WHAT YOU SHOULD DO: Can you copy the lines below word for word, starting at the first one and ending at the line that contains "prelab-question-1: 1. In", with both of those lines included?

== WORKING DATA ==

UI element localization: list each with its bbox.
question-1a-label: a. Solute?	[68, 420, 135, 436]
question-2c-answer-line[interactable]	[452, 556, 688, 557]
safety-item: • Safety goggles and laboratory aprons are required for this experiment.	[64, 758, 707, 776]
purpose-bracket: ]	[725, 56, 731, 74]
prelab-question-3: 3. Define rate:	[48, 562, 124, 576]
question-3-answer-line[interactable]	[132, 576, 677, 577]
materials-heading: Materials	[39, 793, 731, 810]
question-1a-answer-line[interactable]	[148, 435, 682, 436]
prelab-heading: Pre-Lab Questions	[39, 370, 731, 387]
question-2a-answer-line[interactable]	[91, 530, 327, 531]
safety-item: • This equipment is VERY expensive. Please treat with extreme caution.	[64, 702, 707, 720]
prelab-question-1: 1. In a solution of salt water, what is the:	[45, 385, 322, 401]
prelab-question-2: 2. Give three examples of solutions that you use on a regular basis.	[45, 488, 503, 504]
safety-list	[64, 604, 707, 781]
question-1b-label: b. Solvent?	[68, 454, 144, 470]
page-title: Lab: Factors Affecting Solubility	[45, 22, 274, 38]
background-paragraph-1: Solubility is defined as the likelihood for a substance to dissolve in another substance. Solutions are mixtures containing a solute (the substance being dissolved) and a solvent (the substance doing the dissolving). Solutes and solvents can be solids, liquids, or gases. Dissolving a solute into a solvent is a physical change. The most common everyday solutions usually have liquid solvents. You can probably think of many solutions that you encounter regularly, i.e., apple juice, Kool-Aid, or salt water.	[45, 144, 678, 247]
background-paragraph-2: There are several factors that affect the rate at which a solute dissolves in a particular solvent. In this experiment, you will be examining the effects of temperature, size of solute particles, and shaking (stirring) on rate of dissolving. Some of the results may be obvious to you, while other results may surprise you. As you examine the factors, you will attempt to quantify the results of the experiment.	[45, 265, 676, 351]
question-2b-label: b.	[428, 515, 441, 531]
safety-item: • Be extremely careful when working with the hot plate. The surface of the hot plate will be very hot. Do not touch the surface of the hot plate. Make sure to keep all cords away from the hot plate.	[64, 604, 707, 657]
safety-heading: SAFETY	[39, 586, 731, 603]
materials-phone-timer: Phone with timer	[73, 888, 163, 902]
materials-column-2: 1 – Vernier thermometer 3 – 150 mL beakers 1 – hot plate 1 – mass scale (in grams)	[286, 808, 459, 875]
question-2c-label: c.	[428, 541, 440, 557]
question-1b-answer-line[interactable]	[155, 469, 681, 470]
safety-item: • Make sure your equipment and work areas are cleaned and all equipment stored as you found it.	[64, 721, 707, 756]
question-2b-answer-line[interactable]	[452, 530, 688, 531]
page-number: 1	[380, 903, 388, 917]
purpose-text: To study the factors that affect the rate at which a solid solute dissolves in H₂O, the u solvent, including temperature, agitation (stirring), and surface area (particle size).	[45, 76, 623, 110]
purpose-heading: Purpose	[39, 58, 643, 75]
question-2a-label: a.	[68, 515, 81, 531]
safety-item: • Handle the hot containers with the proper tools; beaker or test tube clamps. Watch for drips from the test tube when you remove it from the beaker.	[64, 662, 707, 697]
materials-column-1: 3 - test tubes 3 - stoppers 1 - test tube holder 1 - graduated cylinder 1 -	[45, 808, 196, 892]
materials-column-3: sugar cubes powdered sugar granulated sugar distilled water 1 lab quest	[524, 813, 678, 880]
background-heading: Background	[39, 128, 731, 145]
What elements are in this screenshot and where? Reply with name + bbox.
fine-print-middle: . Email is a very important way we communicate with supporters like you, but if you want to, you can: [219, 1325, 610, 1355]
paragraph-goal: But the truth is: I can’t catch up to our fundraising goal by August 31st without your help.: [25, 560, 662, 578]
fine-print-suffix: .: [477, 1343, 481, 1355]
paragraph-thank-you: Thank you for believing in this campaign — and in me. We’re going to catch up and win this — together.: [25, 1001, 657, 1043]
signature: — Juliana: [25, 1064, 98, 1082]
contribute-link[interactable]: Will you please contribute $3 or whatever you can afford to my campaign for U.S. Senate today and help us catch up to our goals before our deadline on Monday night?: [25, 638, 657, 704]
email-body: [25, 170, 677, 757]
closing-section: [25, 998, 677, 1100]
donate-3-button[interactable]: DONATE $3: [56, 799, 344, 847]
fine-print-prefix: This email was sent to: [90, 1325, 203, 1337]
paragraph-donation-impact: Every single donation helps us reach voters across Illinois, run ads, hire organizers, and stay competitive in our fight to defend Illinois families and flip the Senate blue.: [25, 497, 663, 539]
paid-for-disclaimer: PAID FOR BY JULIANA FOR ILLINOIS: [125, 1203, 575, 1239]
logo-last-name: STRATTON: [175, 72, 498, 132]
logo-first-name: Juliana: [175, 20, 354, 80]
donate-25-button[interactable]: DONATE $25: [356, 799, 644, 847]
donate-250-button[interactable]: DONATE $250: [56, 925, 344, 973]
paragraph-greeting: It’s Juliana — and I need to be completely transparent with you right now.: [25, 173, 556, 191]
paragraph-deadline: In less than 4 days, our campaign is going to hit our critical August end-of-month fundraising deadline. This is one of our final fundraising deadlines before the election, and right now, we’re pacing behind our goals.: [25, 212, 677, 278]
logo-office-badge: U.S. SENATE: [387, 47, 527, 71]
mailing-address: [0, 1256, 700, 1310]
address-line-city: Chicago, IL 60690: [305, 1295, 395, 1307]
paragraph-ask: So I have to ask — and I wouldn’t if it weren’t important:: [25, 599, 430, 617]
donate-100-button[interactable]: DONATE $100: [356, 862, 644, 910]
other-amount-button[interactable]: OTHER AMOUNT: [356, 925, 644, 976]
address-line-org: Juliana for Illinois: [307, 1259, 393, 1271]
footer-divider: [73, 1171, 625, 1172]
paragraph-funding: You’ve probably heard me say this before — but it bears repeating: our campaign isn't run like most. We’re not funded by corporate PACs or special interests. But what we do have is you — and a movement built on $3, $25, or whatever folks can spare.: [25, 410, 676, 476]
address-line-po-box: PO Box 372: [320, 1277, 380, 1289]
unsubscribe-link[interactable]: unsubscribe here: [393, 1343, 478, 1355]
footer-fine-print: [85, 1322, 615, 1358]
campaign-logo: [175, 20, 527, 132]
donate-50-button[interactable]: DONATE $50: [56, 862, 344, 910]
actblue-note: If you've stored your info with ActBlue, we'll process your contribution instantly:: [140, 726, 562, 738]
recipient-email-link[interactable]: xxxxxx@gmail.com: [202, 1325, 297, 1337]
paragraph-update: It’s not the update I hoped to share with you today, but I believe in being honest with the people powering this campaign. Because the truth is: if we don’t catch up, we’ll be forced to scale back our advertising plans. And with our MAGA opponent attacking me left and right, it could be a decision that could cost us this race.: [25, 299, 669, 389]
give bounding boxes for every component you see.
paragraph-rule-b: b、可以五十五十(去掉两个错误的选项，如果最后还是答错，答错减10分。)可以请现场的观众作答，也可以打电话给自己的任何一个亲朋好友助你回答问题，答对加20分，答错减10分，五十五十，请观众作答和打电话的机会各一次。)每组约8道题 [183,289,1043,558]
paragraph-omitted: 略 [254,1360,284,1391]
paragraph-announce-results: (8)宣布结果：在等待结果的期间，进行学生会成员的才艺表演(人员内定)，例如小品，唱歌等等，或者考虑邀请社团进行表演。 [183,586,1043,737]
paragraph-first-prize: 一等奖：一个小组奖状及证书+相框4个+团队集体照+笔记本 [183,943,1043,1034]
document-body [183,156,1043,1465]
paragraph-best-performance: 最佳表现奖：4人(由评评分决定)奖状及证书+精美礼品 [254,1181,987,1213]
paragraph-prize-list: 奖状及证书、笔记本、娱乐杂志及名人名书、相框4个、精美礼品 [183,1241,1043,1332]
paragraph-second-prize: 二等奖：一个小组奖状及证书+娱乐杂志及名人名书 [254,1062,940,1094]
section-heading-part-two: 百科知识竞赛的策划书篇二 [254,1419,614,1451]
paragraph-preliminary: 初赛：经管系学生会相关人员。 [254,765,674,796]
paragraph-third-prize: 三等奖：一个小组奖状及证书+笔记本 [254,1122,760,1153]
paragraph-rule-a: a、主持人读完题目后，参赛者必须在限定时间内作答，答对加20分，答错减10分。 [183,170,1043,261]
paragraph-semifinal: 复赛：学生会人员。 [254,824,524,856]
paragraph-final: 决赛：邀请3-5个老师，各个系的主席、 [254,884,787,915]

===

WRITTEN SOLUTION:
UI element localization: list each with its bbox.
question-1a-label: a. Solute?	[68, 420, 135, 436]
question-2c-answer-line[interactable]	[452, 556, 688, 557]
safety-item: • Safety goggles and laboratory aprons are required for this experiment.	[64, 758, 707, 776]
purpose-bracket: ]	[725, 56, 731, 74]
prelab-question-3: 3. Define rate:	[48, 562, 124, 576]
question-3-answer-line[interactable]	[132, 576, 677, 577]
materials-heading: Materials	[39, 793, 731, 810]
question-1a-answer-line[interactable]	[148, 435, 682, 436]
prelab-heading: Pre-Lab Questions	[39, 370, 731, 387]
question-2a-answer-line[interactable]	[91, 530, 327, 531]
safety-item: • This equipment is VERY expensive. Please treat with extreme caution.	[64, 702, 707, 720]
prelab-question-1: 1. In a solution of salt water, what is the:	[45, 385, 322, 401]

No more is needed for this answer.